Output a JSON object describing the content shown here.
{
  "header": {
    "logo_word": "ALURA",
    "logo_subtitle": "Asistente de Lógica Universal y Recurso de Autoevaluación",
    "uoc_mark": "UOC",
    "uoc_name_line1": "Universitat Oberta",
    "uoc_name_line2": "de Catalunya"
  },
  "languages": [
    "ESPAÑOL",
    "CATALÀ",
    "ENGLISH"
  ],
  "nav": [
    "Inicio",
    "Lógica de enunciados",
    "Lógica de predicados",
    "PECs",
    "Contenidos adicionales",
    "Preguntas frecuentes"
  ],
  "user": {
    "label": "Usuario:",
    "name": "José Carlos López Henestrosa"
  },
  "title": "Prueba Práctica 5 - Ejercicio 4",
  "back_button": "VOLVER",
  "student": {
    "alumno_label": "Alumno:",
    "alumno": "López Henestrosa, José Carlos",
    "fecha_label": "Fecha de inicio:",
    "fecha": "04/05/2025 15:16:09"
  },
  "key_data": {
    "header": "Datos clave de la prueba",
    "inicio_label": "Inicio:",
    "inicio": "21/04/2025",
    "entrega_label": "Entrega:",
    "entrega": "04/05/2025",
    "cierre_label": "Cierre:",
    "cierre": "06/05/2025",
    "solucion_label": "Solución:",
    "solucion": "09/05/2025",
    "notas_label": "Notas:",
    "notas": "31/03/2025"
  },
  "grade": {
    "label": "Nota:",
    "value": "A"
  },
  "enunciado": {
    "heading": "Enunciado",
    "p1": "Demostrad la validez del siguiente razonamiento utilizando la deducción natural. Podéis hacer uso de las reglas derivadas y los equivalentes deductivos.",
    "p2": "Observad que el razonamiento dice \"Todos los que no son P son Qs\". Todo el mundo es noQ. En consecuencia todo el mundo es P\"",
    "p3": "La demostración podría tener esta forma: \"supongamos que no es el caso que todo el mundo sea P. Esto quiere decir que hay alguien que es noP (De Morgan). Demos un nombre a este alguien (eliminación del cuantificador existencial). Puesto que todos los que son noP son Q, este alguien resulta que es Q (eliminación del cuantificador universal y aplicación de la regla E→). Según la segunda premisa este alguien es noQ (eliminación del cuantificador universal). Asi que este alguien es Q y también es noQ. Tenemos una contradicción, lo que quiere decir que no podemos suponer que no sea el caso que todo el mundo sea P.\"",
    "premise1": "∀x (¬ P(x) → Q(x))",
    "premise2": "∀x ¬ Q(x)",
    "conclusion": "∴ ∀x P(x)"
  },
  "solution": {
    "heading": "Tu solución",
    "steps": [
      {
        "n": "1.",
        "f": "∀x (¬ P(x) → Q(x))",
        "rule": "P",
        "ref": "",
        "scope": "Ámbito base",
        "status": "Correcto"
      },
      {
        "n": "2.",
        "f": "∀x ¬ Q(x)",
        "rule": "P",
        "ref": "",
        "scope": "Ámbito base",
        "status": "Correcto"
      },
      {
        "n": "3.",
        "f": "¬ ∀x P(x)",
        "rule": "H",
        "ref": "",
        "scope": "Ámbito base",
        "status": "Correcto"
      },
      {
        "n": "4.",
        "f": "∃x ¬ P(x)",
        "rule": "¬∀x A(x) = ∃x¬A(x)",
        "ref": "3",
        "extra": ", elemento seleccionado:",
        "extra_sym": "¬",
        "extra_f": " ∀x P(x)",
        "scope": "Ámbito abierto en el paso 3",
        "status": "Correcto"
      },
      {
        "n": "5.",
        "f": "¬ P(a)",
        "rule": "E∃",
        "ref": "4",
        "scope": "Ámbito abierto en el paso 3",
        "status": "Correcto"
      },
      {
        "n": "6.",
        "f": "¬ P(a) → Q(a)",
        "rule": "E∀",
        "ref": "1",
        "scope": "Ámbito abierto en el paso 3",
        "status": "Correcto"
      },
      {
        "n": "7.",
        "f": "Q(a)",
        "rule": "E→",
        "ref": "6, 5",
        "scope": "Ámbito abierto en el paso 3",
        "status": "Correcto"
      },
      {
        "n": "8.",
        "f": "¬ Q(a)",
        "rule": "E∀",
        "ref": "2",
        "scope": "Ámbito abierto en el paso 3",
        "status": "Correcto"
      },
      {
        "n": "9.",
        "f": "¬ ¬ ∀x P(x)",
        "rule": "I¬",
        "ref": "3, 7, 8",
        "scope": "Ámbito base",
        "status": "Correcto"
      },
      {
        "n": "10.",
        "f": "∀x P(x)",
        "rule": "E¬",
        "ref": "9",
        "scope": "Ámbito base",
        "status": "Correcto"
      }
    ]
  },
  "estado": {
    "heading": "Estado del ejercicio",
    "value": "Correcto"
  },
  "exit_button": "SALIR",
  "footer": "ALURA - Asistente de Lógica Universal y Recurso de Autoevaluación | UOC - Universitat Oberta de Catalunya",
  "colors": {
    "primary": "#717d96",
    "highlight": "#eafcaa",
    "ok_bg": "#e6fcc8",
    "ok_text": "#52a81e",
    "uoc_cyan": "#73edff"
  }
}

______________________________

## Exercise
Of the lines in the data, how many contain the word "rule"? Provide the number and nothing further.

## Task solution
10